SHORT EXERCISE |
Nothing may be dropped or altered: reproduce all the data.

EXTRACTED MATERIAL |
════════════════════

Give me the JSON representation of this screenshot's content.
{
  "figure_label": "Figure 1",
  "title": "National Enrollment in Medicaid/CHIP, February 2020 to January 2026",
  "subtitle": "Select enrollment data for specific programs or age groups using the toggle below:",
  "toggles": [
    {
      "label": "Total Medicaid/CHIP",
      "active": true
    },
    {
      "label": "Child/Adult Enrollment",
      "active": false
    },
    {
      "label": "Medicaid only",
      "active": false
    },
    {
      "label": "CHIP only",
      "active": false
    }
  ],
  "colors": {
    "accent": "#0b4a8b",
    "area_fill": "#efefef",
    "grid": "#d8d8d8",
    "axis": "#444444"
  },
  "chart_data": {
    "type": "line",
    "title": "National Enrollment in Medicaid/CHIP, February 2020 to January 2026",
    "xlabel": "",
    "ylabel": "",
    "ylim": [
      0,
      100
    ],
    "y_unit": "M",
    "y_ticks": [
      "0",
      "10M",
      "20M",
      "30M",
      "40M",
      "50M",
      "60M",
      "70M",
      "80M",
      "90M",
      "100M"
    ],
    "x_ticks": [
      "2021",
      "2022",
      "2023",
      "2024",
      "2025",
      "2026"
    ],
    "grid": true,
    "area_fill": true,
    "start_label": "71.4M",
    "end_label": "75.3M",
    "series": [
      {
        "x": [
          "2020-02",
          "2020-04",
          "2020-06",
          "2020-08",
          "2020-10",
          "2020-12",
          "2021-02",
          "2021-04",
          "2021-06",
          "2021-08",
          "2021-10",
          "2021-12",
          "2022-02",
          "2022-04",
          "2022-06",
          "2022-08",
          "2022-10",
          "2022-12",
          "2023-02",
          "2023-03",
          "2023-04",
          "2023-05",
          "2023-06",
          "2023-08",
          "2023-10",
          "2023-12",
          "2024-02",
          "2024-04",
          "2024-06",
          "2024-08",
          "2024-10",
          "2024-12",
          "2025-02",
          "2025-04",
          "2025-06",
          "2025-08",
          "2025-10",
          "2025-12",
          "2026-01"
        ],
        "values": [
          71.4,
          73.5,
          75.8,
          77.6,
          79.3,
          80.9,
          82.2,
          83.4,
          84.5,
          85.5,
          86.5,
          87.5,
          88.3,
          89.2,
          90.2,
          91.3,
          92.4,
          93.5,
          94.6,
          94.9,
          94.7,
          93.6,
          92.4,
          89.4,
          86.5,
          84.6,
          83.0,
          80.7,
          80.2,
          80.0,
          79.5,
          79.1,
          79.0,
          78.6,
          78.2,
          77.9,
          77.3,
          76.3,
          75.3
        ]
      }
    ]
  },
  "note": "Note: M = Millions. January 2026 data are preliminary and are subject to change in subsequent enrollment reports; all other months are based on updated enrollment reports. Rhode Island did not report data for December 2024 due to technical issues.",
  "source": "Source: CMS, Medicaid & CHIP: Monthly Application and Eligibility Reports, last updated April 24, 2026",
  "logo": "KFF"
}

════════════════════

WRITTEN RESPONSE |
Give me the JSON representation of this screenshot's content.
{
  "figure_label": "Figure 1",
  "title": "National Enrollment in Medicaid/CHIP, February 2020 to January 2026",
  "subtitle": "Select enrollment data for specific programs or age groups using the toggle below:",
  "toggles": [
    {
      "label": "Total Medicaid/CHIP",
      "active": true
    },
    {
      "label": "Child/Adult Enrollment",
      "active": false
    },
    {
      "label": "Medicaid only",
      "active": false
    },
    {
      "label": "CHIP only",
      "active": false
    }
  ],
  "colors": {
    "accent": "#0b4a8b",
    "area_fill": "#efefef",
    "grid": "#d8d8d8",
    "axis": "#444444"
  },
  "chart_data": {
    "type": "line",
    "title": "National Enrollment in Medicaid/CHIP, February 2020 to January 2026",
    "xlabel": "",
    "ylabel": "",
    "ylim": [
      0,
      100
    ],
    "y_unit": "M",
    "y_ticks": [
      "0",
      "10M",
      "20M",
      "30M",
      "40M",
      "50M",
      "60M",
      "70M",
      "80M",
      "90M",
      "100M"
    ],
    "x_ticks": [
      "2021",
      "2022",
      "2023",
      "2024",
      "2025",
      "2026"
    ],
    "grid": true,
    "area_fill": true,
    "start_label": "71.4M",
    "end_label": "75.3M",
    "series": [
      {
        "x": [
          "2020-02",
          "2020-04",
          "2020-06",
          "2020-08",
          "2020-10",
          "2020-12",
          "2021-02",
          "2021-04",
          "2021-06",
          "2021-08",
          "2021-10",
          "2021-12",
          "2022-02",
          "2022-04",
          "2022-06",
          "2022-08",
          "2022-10",
          "2022-12",
          "2023-02",
          "2023-03",
          "2023-04",
          "2023-05",
          "2023-06",
          "2023-08",
          "2023-10",
          "2023-12",
          "2024-02",
          "2024-04",
          "2024-06",
          "2024-08",
          "2024-10",
          "2024-12",
          "2025-02",
          "2025-04",
          "2025-06",
          "2025-08",
          "2025-10",
          "2025-12",
          "2026-01"
        ],
        "values": [
          71.4,
          73.5,
          75.8,
          77.6,
          79.3,
          80.9,
          82.2,
          83.4,
          84.5,
          85.5,
          86.5,
          87.5,
          88.3,
          89.2,
          90.2,
          91.3,
          92.4,
          93.5,
          94.6,
          94.9,
          94.7,
          93.6,
          92.4,
          89.4,
          86.5,
          84.6,
          83.0,
          80.7,
          80.2,
          80.0,
          79.5,
          79.1,
          79.0,
          78.6,
          78.2,
          77.9,
          77.3,
          76.3,
          75.3
        ]
      }
    ]
  },
  "note": "Note: M = Millions. January 2026 data are preliminary and are subject to change in subsequent enrollment reports; all other months are based on updated enrollment reports. Rhode Island did not report data for December 2024 due to technical issues.",
  "source": "Source: CMS, Medicaid & CHIP: Monthly Application and Eligibility Reports, last updated April 24, 2026",
  "logo": "KFF"
}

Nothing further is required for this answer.